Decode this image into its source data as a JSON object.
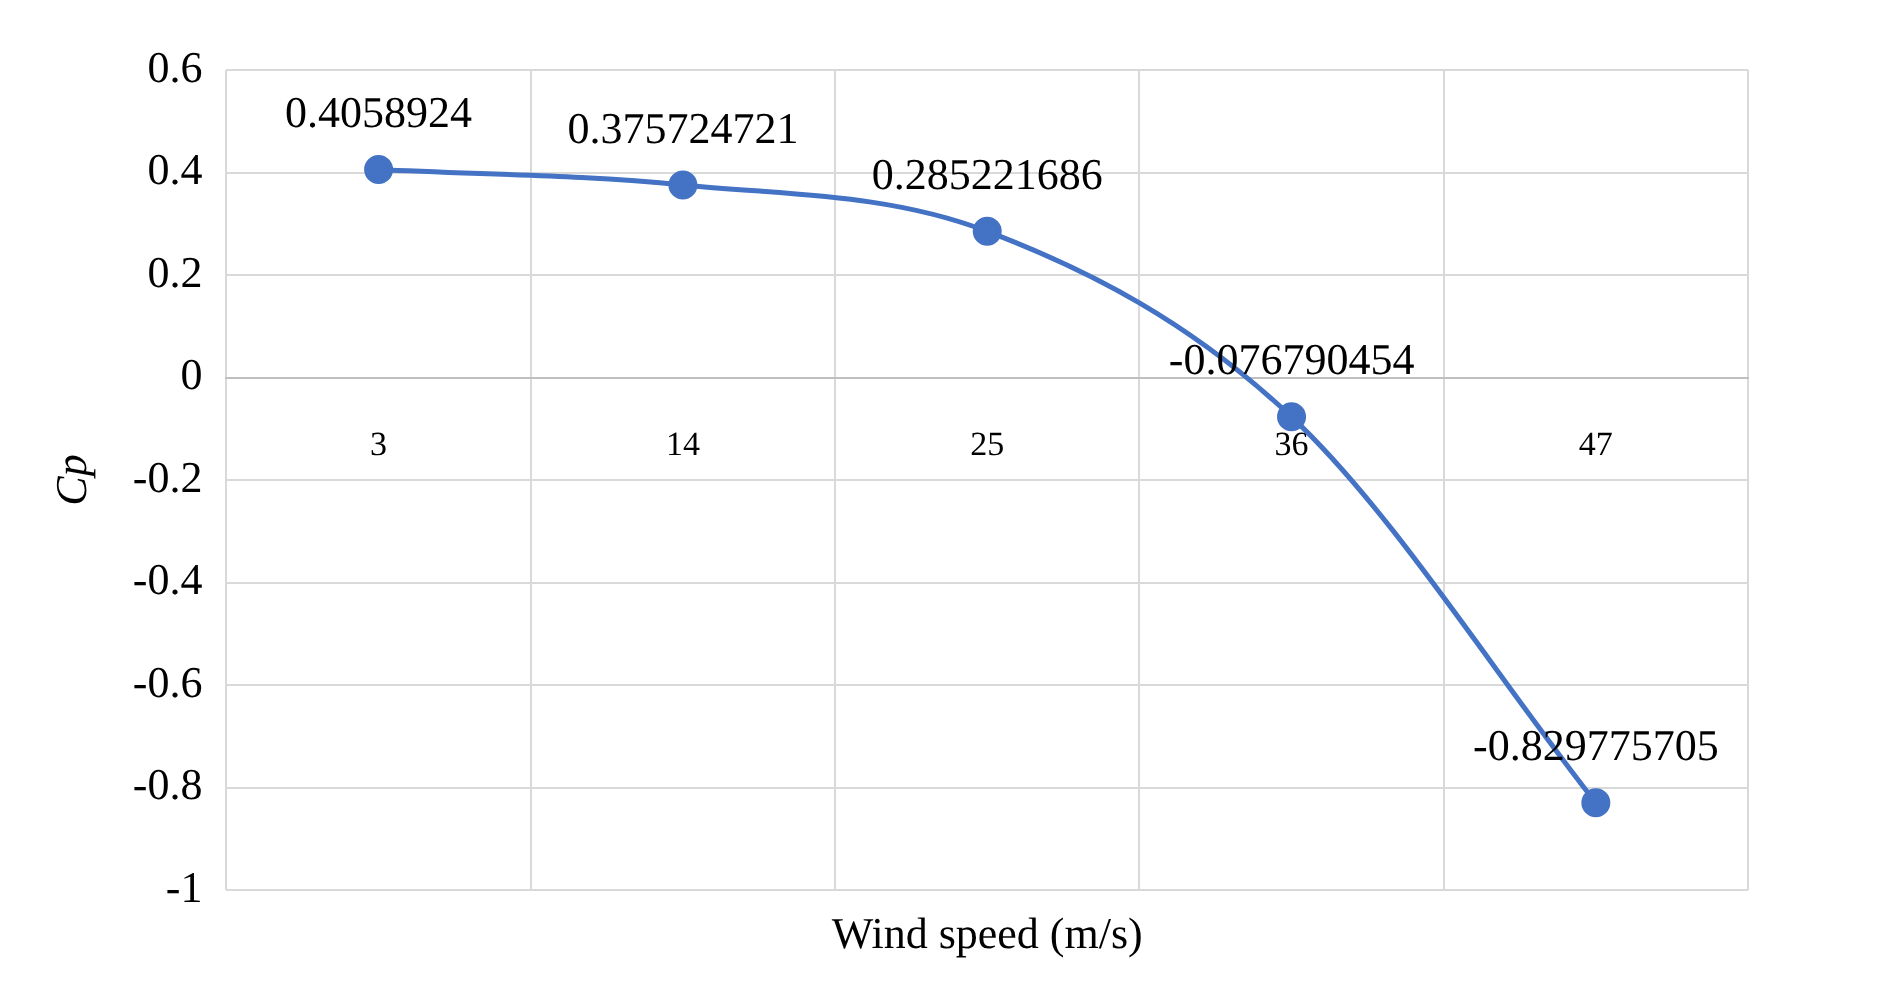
{
  "chart_data": {
    "type": "line",
    "xlabel": "Wind speed (m/s)",
    "ylabel": "Cp",
    "categories": [
      "3",
      "14",
      "25",
      "36",
      "47"
    ],
    "series": [
      {
        "color": "#4472c4",
        "values": [
          0.4058924,
          0.375724721,
          0.285221686,
          -0.076790454,
          -0.829775705
        ]
      }
    ],
    "ylim": [
      -1,
      0.6
    ],
    "yticks": [
      -1,
      -0.8,
      -0.6,
      -0.4,
      -0.2,
      0,
      0.2,
      0.4,
      0.6
    ],
    "grid": true,
    "legend": false,
    "marker": "circle",
    "line_style": "solid",
    "data_labels": true
  }
}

· · · · · · ·

### WHAT IS BEING ASKED:
Write out the whole listing exactly, and drop the pictures.

### ANSWER IN FULL:
Decode this image into its source data as a JSON object.
{
  "chart_data": {
    "type": "line",
    "xlabel": "Wind speed (m/s)",
    "ylabel": "Cp",
    "categories": [
      "3",
      "14",
      "25",
      "36",
      "47"
    ],
    "series": [
      {
        "color": "#4472c4",
        "values": [
          0.4058924,
          0.375724721,
          0.285221686,
          -0.076790454,
          -0.829775705
        ]
      }
    ],
    "ylim": [
      -1,
      0.6
    ],
    "yticks": [
      -1,
      -0.8,
      -0.6,
      -0.4,
      -0.2,
      0,
      0.2,
      0.4,
      0.6
    ],
    "grid": true,
    "legend": false,
    "marker": "circle",
    "line_style": "solid",
    "data_labels": true
  }
}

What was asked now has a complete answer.